### Goal
What is the number of lines in these entries that contain "Histogram"? State it alone.

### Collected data
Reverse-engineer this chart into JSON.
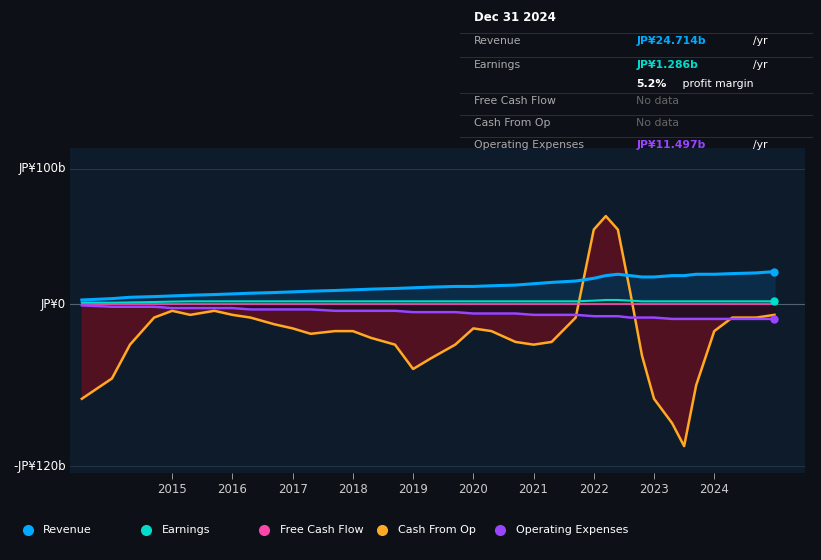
{
  "bg_color": "#0d1117",
  "chart_bg": "#0d1b2a",
  "ylabel_top": "JP¥100b",
  "ylabel_zero": "JP¥0",
  "ylabel_bottom": "-JP¥120b",
  "ylim": [
    -125,
    115
  ],
  "xlim": [
    2013.3,
    2025.5
  ],
  "xticks": [
    2015,
    2016,
    2017,
    2018,
    2019,
    2020,
    2021,
    2022,
    2023,
    2024
  ],
  "years": [
    2013.5,
    2014.0,
    2014.3,
    2014.7,
    2015.0,
    2015.3,
    2015.7,
    2016.0,
    2016.3,
    2016.7,
    2017.0,
    2017.3,
    2017.7,
    2018.0,
    2018.3,
    2018.7,
    2019.0,
    2019.3,
    2019.7,
    2020.0,
    2020.3,
    2020.7,
    2021.0,
    2021.3,
    2021.7,
    2022.0,
    2022.2,
    2022.4,
    2022.6,
    2022.8,
    2023.0,
    2023.3,
    2023.5,
    2023.7,
    2024.0,
    2024.3,
    2024.7,
    2025.0
  ],
  "revenue": [
    3,
    4,
    5,
    5.5,
    6,
    6.5,
    7,
    7.5,
    8,
    8.5,
    9,
    9.5,
    10,
    10.5,
    11,
    11.5,
    12,
    12.5,
    13,
    13,
    13.5,
    14,
    15,
    16,
    17,
    19,
    21,
    22,
    21,
    20,
    20,
    21,
    21,
    22,
    22,
    22.5,
    23,
    24
  ],
  "earnings": [
    1,
    1,
    1.2,
    1.5,
    1.8,
    2,
    2,
    2,
    2,
    2,
    2,
    2,
    2,
    2,
    2,
    2,
    2,
    2,
    2,
    2,
    2,
    2,
    2,
    2,
    2,
    2.5,
    3,
    3,
    2.5,
    2,
    2,
    2,
    2,
    2,
    2,
    2,
    2,
    2
  ],
  "free_cash_flow": [
    0,
    0,
    0,
    0,
    0,
    0,
    0,
    0,
    0,
    0,
    0,
    0,
    0,
    0,
    0,
    0,
    0,
    0,
    0,
    0,
    0,
    0,
    0,
    0,
    0,
    0,
    0,
    0,
    0,
    0,
    0,
    0,
    0,
    0,
    0,
    0,
    0,
    0
  ],
  "cash_from_op": [
    -70,
    -55,
    -30,
    -10,
    -5,
    -8,
    -5,
    -8,
    -10,
    -15,
    -18,
    -22,
    -20,
    -20,
    -25,
    -30,
    -48,
    -40,
    -30,
    -18,
    -20,
    -28,
    -30,
    -28,
    -10,
    55,
    65,
    55,
    10,
    -38,
    -70,
    -88,
    -105,
    -60,
    -20,
    -10,
    -10,
    -8
  ],
  "op_expenses": [
    -1,
    -2,
    -2,
    -2,
    -3,
    -3,
    -3,
    -3,
    -4,
    -4,
    -4,
    -4,
    -5,
    -5,
    -5,
    -5,
    -6,
    -6,
    -6,
    -7,
    -7,
    -7,
    -8,
    -8,
    -8,
    -9,
    -9,
    -9,
    -10,
    -10,
    -10,
    -11,
    -11,
    -11,
    -11,
    -11,
    -11,
    -11
  ],
  "revenue_color": "#00aaff",
  "earnings_color": "#00ddcc",
  "free_cash_flow_color": "#ff44aa",
  "cash_from_op_color": "#ffaa22",
  "op_expenses_color": "#9944ff",
  "info_box": {
    "date": "Dec 31 2024",
    "revenue_val": "JP¥24.714b",
    "earnings_val": "JP¥1.286b",
    "profit_margin": "5.2%",
    "op_expenses_val": "JP¥11.497b"
  },
  "legend_items": [
    "Revenue",
    "Earnings",
    "Free Cash Flow",
    "Cash From Op",
    "Operating Expenses"
  ],
  "legend_colors": [
    "#00aaff",
    "#00ddcc",
    "#ff44aa",
    "#ffaa22",
    "#9944ff"
  ]
}
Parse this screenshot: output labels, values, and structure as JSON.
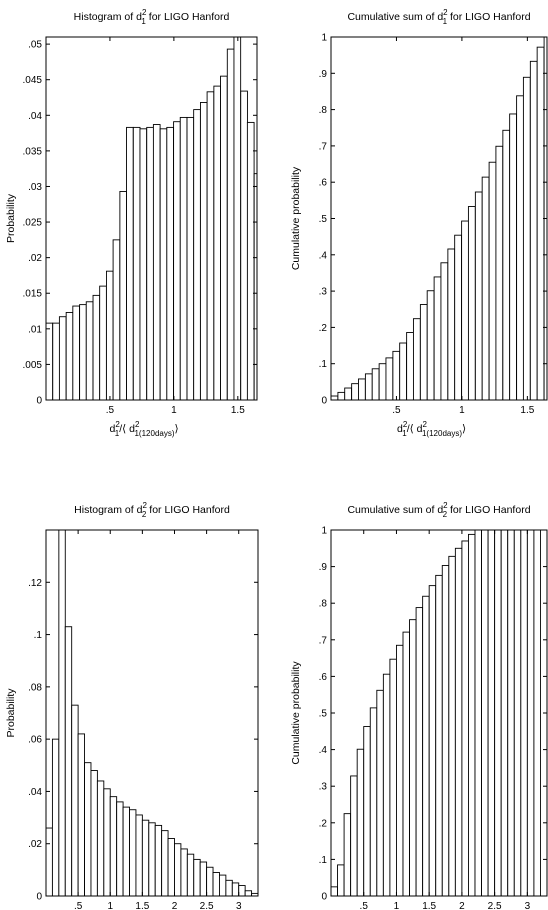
{
  "chart_data": [
    {
      "type": "bar",
      "title": "Histogram of d₁² for LIGO Hanford",
      "xlabel": "d₁²/⟨ d₁(₁₂₀days)² ⟩",
      "ylabel": "Probability",
      "xlim": [
        0,
        1.65
      ],
      "ylim": [
        0,
        0.051
      ],
      "x_ticks": [
        0.5,
        1,
        1.5
      ],
      "y_ticks": [
        0,
        0.005,
        0.01,
        0.015,
        0.02,
        0.025,
        0.03,
        0.035,
        0.04,
        0.045,
        0.05
      ],
      "bin_width": 0.0525,
      "x": [
        0.026,
        0.079,
        0.131,
        0.184,
        0.236,
        0.289,
        0.341,
        0.394,
        0.446,
        0.499,
        0.551,
        0.604,
        0.656,
        0.709,
        0.761,
        0.814,
        0.866,
        0.919,
        0.971,
        1.024,
        1.076,
        1.129,
        1.181,
        1.234,
        1.286,
        1.339,
        1.391,
        1.444,
        1.496,
        1.549,
        1.601,
        1.654
      ],
      "values": [
        0.0108,
        0.0108,
        0.0117,
        0.0123,
        0.0132,
        0.0134,
        0.0138,
        0.0147,
        0.016,
        0.0181,
        0.0225,
        0.0293,
        0.0383,
        0.0383,
        0.0381,
        0.0383,
        0.0387,
        0.0381,
        0.0383,
        0.0391,
        0.0397,
        0.0397,
        0.0408,
        0.0418,
        0.0433,
        0.0441,
        0.0455,
        0.0493,
        0.051,
        0.0434,
        0.039,
        0.0318
      ]
    },
    {
      "type": "bar",
      "title": "Cumulative sum of d₁² for LIGO Hanford",
      "xlabel": "d₁²/⟨ d₁(₁₂₀days)² ⟩",
      "ylabel": "Cumulative probability",
      "xlim": [
        0,
        1.65
      ],
      "ylim": [
        0,
        1
      ],
      "x_ticks": [
        0.5,
        1,
        1.5
      ],
      "y_ticks": [
        0,
        0.1,
        0.2,
        0.3,
        0.4,
        0.5,
        0.6,
        0.7,
        0.8,
        0.9,
        1
      ],
      "bin_width": 0.0525,
      "x": [
        0.026,
        0.079,
        0.131,
        0.184,
        0.236,
        0.289,
        0.341,
        0.394,
        0.446,
        0.499,
        0.551,
        0.604,
        0.656,
        0.709,
        0.761,
        0.814,
        0.866,
        0.919,
        0.971,
        1.024,
        1.076,
        1.129,
        1.181,
        1.234,
        1.286,
        1.339,
        1.391,
        1.444,
        1.496,
        1.549,
        1.601,
        1.654
      ],
      "values": [
        0.011,
        0.021,
        0.033,
        0.045,
        0.058,
        0.072,
        0.086,
        0.1,
        0.116,
        0.134,
        0.157,
        0.186,
        0.224,
        0.263,
        0.301,
        0.339,
        0.378,
        0.416,
        0.454,
        0.493,
        0.533,
        0.573,
        0.614,
        0.655,
        0.699,
        0.743,
        0.788,
        0.838,
        0.889,
        0.933,
        0.972,
        1.004
      ]
    },
    {
      "type": "bar",
      "title": "Histogram of d₂² for LIGO Hanford",
      "xlabel": "",
      "ylabel": "Probability",
      "xlim": [
        0,
        3.3
      ],
      "ylim": [
        0,
        0.14
      ],
      "x_ticks": [
        0.5,
        1,
        1.5,
        2,
        2.5,
        3
      ],
      "y_ticks": [
        0,
        0.02,
        0.04,
        0.06,
        0.08,
        0.1,
        0.12
      ],
      "bin_width": 0.1,
      "x": [
        0.05,
        0.15,
        0.25,
        0.35,
        0.45,
        0.55,
        0.65,
        0.75,
        0.85,
        0.95,
        1.05,
        1.15,
        1.25,
        1.35,
        1.45,
        1.55,
        1.65,
        1.75,
        1.85,
        1.95,
        2.05,
        2.15,
        2.25,
        2.35,
        2.45,
        2.55,
        2.65,
        2.75,
        2.85,
        2.95,
        3.05,
        3.15,
        3.25
      ],
      "values": [
        0.026,
        0.06,
        0.14,
        0.103,
        0.073,
        0.062,
        0.051,
        0.048,
        0.044,
        0.041,
        0.038,
        0.036,
        0.034,
        0.033,
        0.031,
        0.029,
        0.028,
        0.027,
        0.025,
        0.022,
        0.02,
        0.018,
        0.016,
        0.014,
        0.013,
        0.011,
        0.009,
        0.008,
        0.006,
        0.005,
        0.004,
        0.002,
        0.001
      ]
    },
    {
      "type": "bar",
      "title": "Cumulative sum of d₂² for LIGO Hanford",
      "xlabel": "",
      "ylabel": "Cumulative probability",
      "xlim": [
        0,
        3.3
      ],
      "ylim": [
        0,
        1
      ],
      "x_ticks": [
        0.5,
        1,
        1.5,
        2,
        2.5,
        3
      ],
      "y_ticks": [
        0,
        0.1,
        0.2,
        0.3,
        0.4,
        0.5,
        0.6,
        0.7,
        0.8,
        0.9,
        1
      ],
      "bin_width": 0.1,
      "x": [
        0.05,
        0.15,
        0.25,
        0.35,
        0.45,
        0.55,
        0.65,
        0.75,
        0.85,
        0.95,
        1.05,
        1.15,
        1.25,
        1.35,
        1.45,
        1.55,
        1.65,
        1.75,
        1.85,
        1.95,
        2.05,
        2.15,
        2.25,
        2.35,
        2.45,
        2.55,
        2.65,
        2.75,
        2.85,
        2.95,
        3.05,
        3.15,
        3.25
      ],
      "values": [
        0.025,
        0.085,
        0.225,
        0.328,
        0.401,
        0.463,
        0.514,
        0.562,
        0.606,
        0.647,
        0.685,
        0.721,
        0.755,
        0.788,
        0.819,
        0.848,
        0.876,
        0.903,
        0.928,
        0.95,
        0.97,
        0.988,
        1.004,
        1.018,
        1.031,
        1.042,
        1.051,
        1.059,
        1.065,
        1.07,
        1.074,
        1.076,
        1.077
      ]
    }
  ]
}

### Solved exercise
2